Say how many lines include the word "rapidité", using only a number.
......
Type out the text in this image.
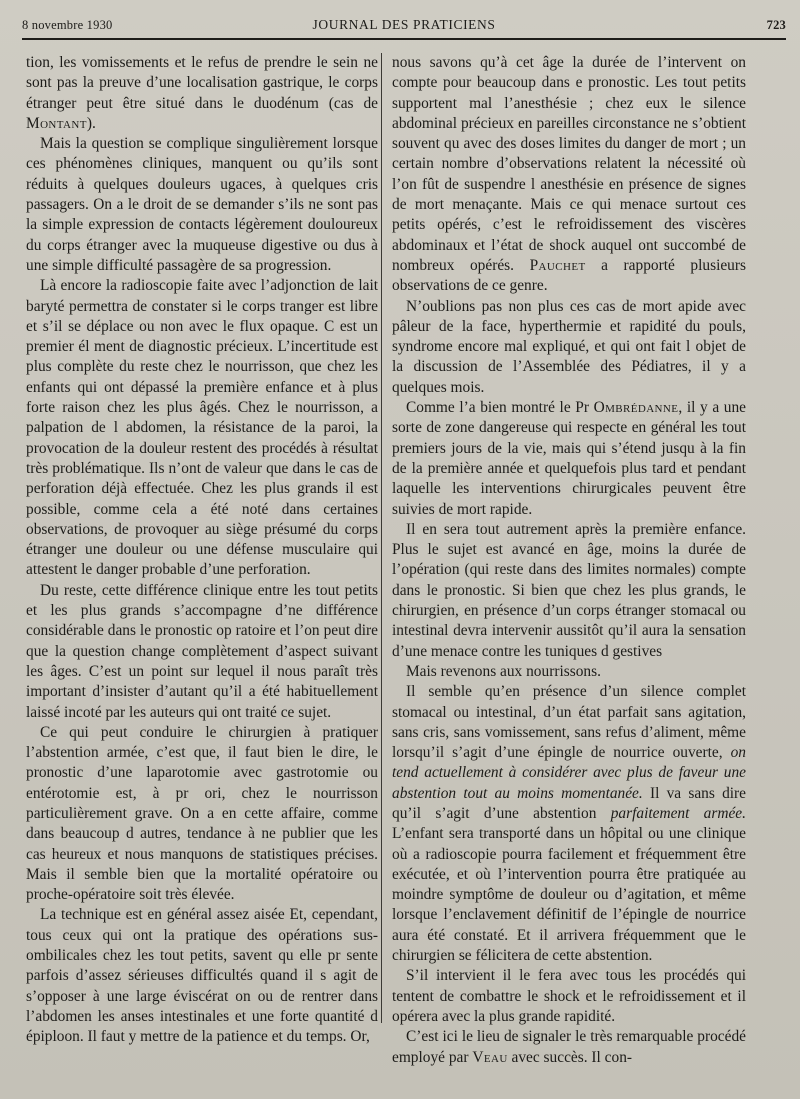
8 novembre 1930	JOURNAL DES PRATICIENS	723

tion, les vomissements et le refus de prendre le sein ne sont pas la preuve d’une localisation gastrique, le corps étranger peut être situé dans le duodénum (cas de Montant).

Mais la question se complique singulièrement lorsque ces phénomènes cliniques, manquent ou qu’ils sont réduits à quelques douleurs ugaces, à quelques cris passagers. On a le droit de se demander s’ils ne sont pas la simple expression de contacts légèrement douloureux du corps étranger avec la muqueuse digestive ou dus à une simple difficulté passagère de sa progression.

Là encore la radioscopie faite avec l’adjonction de lait baryté permettra de constater si le corps tranger est libre et s’il se déplace ou non avec le flux opaque. C est un premier él ment de diagnostic précieux. L’incertitude est plus complète du reste chez le nourrisson, que chez les enfants qui ont dépassé la première enfance et à plus forte raison chez les plus âgés. Chez le nourrisson, a palpation de l abdomen, la résistance de la paroi, la provocation de la douleur restent des procédés à résultat très problématique. Ils n’ont de valeur que dans le cas de perforation déjà effectuée. Chez les plus grands il est possible, comme cela a été noté dans certaines observations, de provoquer au siège présumé du corps étranger une douleur ou une défense musculaire qui attestent le danger probable d’une perforation.

Du reste, cette différence clinique entre les tout petits et les plus grands s’accompagne d’ne différence considérable dans le pronostic op ratoire et l’on peut dire que la question change complètement d’aspect suivant les âges. C’est un point sur lequel il nous paraît très important d’insister d’autant qu’il a été habituellement laissé incoté par les auteurs qui ont traité ce sujet.

Ce qui peut conduire le chirurgien à pratiquer l’abstention armée, c’est que, il faut bien le dire, le pronostic d’une laparotomie avec gastrotomie ou entérotomie est, à pr ori, chez le nourrisson particulièrement grave. On a en cette affaire, comme dans beaucoup d autres, tendance à ne publier que les cas heureux et nous manquons de statistiques précises. Mais il semble bien que la mortalité opératoire ou proche-opératoire soit très élevée.

La technique est en général assez aisée Et, cependant, tous ceux qui ont la pratique des opérations sus-ombilicales chez les tout petits, savent qu elle pr sente parfois d’assez sérieuses difficultés quand il s agit de s’opposer à une large éviscérat on ou de rentrer dans l’abdomen les anses intestinales et une forte quantité d épiploon. Il faut y mettre de la patience et du temps. Or,

nous savons qu’à cet âge la durée de l’intervent on compte pour beaucoup dans e pronostic. Les tout petits supportent mal l’anesthésie ; chez eux le silence abdominal précieux en pareilles circonstance ne s’obtient souvent qu avec des doses limites du danger de mort ; un certain nombre d’observations relatent la nécessité où l’on fût de suspendre l anesthésie en présence de signes de mort menaçante. Mais ce qui menace surtout ces petits opérés, c’est le refroidissement des viscères abdominaux et l’état de shock auquel ont succombé de nombreux opérés. Pauchet a rapporté plusieurs observations de ce genre.

N’oublions pas non plus ces cas de mort apide avec pâleur de la face, hyperthermie et rapidité du pouls, syndrome encore mal expliqué, et qui ont fait l objet de la discussion de l’Assemblée des Pédiatres, il y a quelques mois.

Comme l’a bien montré le Pr Ombrédanne, il y a une sorte de zone dangereuse qui respecte en général les tout premiers jours de la vie, mais qui s’étend jusqu à la fin de la première année et quelquefois plus tard et pendant laquelle les interventions chirurgicales peuvent être suivies de mort rapide.

Il en sera tout autrement après la première enfance. Plus le sujet est avancé en âge, moins la durée de l’opération (qui reste dans des limites normales) compte dans le pronostic. Si bien que chez les plus grands, le chirurgien, en présence d’un corps étranger stomacal ou intestinal devra intervenir aussitôt qu’il aura la sensation d’une menace contre les tuniques d gestives

Mais revenons aux nourrissons.

Il semble qu’en présence d’un silence complet stomacal ou intestinal, d’un état parfait sans agitation, sans cris, sans vomissement, sans refus d’aliment, même lorsqu’il s’agit d’une épingle de nourrice ouverte, on tend actuellement à considérer avec plus de faveur une abstention tout au moins momentanée. Il va sans dire qu’il s’agit d’une abstention parfaitement armée. L’enfant sera transporté dans un hôpital ou une clinique où a radioscopie pourra facilement et fréquemment être exécutée, et où l’intervention pourra être pratiquée au moindre symptôme de douleur ou d’agitation, et même lorsque l’enclavement définitif de l’épingle de nourrice aura été constaté. Et il arrivera fréquemment que le chirurgien se félicitera de cette abstention.

S’il intervient il le fera avec tous les procédés qui tentent de combattre le shock et le refroidissement et il opérera avec la plus grande rapidité.

C’est ici le lieu de signaler le très remarquable procédé employé par Veau avec succès. Il con-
......
REPLY: 2